= EXERCISE TASK =
Show all lines from the listing below that contain "JSON".

= RECORDS TO USE =
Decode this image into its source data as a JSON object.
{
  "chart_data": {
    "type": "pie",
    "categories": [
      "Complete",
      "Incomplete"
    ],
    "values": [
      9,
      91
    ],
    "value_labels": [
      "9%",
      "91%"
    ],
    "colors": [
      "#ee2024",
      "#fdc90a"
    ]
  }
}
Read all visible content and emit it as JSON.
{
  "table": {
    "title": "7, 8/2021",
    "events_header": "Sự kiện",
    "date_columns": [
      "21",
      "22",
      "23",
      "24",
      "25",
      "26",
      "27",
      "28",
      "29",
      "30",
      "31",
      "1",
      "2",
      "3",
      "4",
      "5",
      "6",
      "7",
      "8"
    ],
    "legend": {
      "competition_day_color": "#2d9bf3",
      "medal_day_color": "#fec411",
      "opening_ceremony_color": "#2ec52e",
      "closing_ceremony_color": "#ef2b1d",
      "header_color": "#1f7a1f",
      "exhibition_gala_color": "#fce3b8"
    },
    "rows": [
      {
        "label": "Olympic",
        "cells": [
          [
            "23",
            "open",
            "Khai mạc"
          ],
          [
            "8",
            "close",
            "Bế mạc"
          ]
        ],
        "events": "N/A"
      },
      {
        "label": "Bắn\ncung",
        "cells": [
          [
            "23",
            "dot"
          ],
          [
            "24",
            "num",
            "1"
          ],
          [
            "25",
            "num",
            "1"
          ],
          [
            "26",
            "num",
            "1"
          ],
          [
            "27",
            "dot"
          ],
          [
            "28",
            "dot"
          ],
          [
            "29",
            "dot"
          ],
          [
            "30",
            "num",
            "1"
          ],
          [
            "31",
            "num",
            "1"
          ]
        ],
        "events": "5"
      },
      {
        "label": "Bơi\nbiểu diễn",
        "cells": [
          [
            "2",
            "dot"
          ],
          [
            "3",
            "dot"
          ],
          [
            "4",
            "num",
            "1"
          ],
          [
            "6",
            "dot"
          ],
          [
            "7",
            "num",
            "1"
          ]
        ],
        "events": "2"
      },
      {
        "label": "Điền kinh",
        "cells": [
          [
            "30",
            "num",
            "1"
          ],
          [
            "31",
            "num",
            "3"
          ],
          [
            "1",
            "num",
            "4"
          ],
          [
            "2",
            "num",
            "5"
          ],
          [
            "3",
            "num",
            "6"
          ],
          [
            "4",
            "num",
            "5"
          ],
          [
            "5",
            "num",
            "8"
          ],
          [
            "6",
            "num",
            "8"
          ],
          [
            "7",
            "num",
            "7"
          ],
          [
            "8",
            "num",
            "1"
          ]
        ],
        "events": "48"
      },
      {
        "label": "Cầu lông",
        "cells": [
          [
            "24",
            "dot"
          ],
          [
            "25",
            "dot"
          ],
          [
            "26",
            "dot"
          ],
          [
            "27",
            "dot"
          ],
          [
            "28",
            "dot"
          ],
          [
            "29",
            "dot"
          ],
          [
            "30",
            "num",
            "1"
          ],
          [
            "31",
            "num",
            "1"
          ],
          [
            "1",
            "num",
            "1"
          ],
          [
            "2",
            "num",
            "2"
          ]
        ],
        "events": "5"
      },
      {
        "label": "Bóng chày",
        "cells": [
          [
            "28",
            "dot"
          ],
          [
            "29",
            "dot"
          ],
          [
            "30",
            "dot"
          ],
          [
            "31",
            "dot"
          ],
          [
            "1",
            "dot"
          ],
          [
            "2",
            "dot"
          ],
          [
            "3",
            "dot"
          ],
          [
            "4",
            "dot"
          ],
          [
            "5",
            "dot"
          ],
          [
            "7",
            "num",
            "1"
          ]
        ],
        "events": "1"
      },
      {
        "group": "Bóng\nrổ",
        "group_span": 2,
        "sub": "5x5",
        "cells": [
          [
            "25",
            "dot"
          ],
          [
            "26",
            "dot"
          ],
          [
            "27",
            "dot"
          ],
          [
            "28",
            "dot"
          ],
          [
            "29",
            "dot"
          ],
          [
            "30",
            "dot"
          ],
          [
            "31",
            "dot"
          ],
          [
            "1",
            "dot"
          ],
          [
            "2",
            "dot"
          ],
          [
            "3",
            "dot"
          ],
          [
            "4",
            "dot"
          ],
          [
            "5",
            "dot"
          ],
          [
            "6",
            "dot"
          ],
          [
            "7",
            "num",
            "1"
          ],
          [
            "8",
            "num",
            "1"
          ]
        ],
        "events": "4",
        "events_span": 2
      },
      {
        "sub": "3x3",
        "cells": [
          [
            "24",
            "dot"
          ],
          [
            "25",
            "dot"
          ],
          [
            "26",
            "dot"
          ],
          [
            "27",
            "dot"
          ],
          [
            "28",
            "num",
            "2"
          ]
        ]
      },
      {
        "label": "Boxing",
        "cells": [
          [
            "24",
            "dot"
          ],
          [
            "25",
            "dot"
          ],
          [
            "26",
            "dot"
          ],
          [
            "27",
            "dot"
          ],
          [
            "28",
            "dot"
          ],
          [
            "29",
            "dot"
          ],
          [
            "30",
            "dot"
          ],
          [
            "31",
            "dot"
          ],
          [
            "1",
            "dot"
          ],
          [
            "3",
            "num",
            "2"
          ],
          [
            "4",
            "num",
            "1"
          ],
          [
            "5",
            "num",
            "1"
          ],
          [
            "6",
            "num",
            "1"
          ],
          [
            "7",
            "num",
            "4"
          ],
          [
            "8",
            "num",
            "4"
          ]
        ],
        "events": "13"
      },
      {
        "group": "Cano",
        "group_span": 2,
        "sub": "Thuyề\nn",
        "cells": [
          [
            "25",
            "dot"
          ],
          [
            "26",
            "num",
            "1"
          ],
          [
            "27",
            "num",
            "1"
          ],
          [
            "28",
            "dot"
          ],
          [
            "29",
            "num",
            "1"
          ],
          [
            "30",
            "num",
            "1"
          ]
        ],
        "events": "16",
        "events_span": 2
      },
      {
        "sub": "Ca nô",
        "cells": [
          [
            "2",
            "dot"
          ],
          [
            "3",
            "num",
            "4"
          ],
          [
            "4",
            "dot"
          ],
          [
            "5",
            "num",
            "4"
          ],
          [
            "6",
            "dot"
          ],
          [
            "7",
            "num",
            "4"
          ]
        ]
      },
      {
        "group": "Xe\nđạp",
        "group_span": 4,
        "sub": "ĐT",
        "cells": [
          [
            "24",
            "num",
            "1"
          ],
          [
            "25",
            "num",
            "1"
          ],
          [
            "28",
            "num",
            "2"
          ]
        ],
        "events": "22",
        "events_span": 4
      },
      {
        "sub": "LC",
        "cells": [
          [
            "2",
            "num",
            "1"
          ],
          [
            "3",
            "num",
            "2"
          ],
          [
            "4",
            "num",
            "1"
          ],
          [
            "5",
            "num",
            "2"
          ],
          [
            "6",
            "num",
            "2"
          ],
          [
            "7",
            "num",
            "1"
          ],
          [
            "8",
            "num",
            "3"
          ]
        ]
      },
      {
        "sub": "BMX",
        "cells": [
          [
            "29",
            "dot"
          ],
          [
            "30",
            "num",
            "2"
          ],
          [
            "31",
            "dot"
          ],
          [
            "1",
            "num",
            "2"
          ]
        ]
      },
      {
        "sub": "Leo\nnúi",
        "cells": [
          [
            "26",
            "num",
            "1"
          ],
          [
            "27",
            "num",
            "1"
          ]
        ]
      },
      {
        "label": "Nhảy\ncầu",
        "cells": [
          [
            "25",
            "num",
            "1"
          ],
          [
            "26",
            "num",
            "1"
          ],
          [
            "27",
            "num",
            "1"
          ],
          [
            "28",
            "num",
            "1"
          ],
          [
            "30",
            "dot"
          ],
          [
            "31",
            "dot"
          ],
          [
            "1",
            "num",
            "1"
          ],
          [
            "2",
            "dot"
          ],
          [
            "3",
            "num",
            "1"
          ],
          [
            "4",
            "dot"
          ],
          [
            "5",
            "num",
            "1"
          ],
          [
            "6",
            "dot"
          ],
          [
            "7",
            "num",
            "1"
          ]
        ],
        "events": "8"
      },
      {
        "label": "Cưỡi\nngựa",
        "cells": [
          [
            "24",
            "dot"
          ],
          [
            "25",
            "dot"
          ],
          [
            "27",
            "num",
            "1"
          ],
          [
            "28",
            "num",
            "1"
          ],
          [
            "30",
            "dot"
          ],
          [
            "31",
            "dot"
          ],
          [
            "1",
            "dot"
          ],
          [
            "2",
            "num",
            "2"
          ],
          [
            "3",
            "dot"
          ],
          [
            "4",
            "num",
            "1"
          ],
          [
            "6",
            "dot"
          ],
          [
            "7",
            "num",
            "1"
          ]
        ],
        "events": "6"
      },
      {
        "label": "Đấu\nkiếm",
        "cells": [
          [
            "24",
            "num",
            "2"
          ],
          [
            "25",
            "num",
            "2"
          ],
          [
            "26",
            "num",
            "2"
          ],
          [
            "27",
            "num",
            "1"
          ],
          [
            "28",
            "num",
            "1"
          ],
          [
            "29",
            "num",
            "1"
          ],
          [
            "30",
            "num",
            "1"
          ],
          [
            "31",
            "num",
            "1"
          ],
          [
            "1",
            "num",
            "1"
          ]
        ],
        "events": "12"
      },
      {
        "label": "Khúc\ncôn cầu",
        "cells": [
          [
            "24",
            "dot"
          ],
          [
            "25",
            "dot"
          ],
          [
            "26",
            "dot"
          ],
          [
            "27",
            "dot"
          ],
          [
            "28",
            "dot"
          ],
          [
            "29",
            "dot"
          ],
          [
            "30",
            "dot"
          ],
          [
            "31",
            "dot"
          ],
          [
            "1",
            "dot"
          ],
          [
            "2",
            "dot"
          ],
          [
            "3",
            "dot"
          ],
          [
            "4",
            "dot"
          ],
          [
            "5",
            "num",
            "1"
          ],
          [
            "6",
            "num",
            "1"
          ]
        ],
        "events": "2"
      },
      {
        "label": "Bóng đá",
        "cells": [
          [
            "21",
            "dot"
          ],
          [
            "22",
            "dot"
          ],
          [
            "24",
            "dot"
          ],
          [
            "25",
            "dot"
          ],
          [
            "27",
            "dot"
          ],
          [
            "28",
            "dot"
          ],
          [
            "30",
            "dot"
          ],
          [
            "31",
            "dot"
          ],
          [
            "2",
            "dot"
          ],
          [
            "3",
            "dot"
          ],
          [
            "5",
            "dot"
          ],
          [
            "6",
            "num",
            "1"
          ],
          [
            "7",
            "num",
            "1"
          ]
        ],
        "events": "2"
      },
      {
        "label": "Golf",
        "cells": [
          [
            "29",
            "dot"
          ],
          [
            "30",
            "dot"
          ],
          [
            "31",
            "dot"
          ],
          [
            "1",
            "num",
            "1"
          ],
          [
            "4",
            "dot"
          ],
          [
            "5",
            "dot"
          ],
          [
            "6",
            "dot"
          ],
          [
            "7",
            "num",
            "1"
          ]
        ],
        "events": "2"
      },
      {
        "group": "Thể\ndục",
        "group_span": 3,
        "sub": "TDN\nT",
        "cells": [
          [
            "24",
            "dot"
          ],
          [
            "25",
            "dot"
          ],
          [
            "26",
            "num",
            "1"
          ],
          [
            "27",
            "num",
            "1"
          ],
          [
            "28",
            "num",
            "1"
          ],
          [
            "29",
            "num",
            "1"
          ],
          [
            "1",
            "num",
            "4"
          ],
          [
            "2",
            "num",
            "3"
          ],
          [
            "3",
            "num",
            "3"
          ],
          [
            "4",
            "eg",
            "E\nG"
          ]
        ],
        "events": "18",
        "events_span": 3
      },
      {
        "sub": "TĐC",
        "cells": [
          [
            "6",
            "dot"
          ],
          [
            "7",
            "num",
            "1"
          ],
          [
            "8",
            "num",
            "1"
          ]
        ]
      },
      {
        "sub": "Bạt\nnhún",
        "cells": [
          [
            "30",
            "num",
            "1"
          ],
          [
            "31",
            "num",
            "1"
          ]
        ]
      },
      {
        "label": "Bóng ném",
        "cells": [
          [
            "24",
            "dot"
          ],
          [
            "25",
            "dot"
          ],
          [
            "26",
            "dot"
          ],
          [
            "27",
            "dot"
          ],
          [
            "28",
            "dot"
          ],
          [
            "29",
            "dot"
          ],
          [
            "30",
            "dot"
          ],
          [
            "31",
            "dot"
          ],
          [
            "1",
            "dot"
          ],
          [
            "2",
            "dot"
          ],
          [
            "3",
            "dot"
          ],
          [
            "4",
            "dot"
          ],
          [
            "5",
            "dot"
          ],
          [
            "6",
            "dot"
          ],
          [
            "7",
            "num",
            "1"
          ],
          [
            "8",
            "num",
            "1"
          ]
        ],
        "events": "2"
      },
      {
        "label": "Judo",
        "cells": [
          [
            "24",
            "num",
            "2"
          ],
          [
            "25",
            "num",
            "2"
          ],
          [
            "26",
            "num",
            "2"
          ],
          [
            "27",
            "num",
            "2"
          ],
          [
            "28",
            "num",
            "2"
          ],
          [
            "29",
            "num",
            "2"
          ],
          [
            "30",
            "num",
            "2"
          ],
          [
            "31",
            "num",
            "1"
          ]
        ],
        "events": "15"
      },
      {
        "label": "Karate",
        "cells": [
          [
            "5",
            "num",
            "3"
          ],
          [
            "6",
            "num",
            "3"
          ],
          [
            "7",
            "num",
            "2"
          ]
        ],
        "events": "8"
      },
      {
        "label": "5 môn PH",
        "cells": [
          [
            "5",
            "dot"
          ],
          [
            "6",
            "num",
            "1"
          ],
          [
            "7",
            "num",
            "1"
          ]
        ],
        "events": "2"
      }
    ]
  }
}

= THE RESULT =
Decode this image into its source data as a JSON object.
Read all visible content and emit it as JSON.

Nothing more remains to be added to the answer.